• TASK PROMPT
List each line in which the string "icon" appears.

(Dataset items)
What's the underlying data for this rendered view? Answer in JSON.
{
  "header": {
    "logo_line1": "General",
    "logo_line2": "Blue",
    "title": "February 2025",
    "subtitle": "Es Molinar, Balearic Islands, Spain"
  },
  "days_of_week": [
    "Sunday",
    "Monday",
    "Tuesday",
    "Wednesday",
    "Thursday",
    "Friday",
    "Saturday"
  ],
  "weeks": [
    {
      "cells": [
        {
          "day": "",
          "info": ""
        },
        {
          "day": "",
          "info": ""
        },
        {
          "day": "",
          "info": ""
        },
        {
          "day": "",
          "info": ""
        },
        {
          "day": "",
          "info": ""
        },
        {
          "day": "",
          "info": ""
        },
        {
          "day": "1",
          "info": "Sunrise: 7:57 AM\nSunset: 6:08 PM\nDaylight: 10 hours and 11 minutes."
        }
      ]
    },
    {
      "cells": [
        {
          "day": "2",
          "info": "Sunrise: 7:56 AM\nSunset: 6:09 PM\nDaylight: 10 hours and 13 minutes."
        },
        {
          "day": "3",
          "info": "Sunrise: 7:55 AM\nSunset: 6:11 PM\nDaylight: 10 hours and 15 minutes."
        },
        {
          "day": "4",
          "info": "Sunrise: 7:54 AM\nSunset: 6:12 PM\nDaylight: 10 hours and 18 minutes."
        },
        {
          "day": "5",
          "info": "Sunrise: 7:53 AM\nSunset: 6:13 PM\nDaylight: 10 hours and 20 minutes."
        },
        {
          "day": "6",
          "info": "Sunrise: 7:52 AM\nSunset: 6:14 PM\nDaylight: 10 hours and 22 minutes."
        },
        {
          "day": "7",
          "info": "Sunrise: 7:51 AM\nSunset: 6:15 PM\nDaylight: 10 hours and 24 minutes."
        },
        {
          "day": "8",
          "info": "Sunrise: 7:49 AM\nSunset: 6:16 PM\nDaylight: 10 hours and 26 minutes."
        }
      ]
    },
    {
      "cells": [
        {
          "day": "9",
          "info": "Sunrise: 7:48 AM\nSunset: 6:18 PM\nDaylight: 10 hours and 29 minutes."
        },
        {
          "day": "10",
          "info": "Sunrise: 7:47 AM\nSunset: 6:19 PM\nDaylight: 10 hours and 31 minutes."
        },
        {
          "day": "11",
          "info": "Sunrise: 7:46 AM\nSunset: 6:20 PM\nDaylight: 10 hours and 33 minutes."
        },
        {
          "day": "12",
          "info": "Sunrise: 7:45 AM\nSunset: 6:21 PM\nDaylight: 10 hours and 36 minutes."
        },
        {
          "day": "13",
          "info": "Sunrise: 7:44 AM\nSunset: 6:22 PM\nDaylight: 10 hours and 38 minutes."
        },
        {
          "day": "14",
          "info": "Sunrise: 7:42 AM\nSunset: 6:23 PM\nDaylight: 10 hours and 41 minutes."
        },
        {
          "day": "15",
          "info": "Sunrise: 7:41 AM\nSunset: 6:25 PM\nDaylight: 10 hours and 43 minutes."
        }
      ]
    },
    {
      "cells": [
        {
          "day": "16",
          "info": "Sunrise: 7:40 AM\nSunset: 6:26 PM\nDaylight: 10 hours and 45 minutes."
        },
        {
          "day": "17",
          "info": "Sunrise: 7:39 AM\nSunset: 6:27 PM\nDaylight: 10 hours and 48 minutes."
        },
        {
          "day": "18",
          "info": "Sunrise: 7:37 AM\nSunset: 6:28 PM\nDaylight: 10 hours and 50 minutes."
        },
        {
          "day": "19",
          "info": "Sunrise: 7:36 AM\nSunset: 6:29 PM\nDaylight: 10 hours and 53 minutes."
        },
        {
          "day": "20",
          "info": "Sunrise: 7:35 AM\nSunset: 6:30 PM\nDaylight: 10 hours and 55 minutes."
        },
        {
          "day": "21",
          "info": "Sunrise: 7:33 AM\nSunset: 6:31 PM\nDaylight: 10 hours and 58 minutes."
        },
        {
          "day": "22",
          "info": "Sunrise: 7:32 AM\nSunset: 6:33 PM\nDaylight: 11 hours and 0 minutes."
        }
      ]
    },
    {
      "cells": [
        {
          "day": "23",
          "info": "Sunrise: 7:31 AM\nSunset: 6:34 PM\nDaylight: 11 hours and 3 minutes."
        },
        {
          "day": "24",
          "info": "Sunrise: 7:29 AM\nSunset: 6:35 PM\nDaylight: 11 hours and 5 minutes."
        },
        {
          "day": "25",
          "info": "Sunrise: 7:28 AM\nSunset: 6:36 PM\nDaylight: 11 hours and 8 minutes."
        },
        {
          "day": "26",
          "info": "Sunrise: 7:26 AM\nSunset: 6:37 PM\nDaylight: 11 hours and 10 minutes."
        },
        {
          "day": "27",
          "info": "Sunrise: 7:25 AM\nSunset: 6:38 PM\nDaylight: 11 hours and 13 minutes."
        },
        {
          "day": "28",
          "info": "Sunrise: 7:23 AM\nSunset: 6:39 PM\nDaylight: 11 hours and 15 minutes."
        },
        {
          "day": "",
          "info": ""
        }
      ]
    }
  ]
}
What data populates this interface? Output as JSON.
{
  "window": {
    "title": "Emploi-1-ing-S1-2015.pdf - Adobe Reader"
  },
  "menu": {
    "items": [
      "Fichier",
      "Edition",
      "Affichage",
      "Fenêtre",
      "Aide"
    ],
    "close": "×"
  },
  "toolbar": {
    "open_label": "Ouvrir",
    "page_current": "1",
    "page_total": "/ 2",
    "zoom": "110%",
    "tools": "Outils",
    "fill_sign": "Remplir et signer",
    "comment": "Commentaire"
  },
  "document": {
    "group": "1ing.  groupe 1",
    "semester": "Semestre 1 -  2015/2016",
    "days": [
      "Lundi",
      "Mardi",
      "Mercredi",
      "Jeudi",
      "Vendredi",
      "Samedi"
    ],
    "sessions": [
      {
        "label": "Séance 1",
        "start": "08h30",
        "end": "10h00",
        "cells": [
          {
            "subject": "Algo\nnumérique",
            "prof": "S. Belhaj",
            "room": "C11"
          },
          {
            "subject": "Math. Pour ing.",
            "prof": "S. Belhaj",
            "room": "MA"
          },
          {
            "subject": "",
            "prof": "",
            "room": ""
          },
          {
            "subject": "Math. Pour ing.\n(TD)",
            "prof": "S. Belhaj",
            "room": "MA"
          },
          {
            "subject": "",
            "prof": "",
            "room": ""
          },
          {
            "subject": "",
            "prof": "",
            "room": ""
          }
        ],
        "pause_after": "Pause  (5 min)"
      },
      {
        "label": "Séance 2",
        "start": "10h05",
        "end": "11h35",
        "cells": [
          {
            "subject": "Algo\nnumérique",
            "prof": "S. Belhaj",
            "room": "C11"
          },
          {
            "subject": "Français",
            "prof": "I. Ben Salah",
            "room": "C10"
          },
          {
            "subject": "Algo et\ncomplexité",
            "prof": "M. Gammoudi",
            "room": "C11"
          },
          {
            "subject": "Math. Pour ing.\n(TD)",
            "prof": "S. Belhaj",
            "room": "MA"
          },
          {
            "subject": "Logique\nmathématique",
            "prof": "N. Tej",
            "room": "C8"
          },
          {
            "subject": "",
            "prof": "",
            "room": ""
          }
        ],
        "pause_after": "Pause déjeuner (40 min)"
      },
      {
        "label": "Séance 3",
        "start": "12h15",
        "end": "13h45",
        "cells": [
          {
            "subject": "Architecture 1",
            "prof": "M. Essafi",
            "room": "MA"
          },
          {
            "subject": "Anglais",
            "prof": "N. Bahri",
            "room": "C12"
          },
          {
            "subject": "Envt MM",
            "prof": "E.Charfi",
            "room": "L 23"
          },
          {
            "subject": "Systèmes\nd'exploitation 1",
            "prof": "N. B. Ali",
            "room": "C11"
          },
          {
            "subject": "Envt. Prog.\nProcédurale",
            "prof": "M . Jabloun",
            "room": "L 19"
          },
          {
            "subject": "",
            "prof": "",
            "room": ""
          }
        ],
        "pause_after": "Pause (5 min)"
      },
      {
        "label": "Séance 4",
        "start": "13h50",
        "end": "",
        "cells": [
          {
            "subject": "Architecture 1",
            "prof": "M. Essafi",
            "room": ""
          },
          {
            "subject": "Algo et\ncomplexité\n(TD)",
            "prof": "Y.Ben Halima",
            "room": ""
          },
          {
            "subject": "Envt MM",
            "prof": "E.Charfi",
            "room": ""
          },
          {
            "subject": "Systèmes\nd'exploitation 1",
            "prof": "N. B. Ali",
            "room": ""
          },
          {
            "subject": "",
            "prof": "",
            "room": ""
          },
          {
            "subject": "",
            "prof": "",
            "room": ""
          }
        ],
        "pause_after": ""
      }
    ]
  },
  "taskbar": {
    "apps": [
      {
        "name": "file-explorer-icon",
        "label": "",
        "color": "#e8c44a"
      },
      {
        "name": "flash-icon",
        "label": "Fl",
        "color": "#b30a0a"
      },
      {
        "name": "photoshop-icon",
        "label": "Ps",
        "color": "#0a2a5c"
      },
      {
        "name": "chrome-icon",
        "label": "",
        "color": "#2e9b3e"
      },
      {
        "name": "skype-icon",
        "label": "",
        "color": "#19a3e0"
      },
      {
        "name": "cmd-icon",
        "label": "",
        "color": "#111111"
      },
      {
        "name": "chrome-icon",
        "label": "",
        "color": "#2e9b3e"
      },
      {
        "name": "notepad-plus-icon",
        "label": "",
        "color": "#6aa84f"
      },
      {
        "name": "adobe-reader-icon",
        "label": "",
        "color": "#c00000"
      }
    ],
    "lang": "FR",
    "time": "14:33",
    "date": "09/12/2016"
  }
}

• ANSWER TO THE EXERCISE
        "name": "file-explorer-icon",
        "name": "flash-icon",
        "name": "photoshop-icon",
        "name": "chrome-icon",
        "name": "skype-icon",
        "name": "cmd-icon",
        "name": "chrome-icon",
        "name": "notepad-plus-icon",
        "name": "adobe-reader-icon",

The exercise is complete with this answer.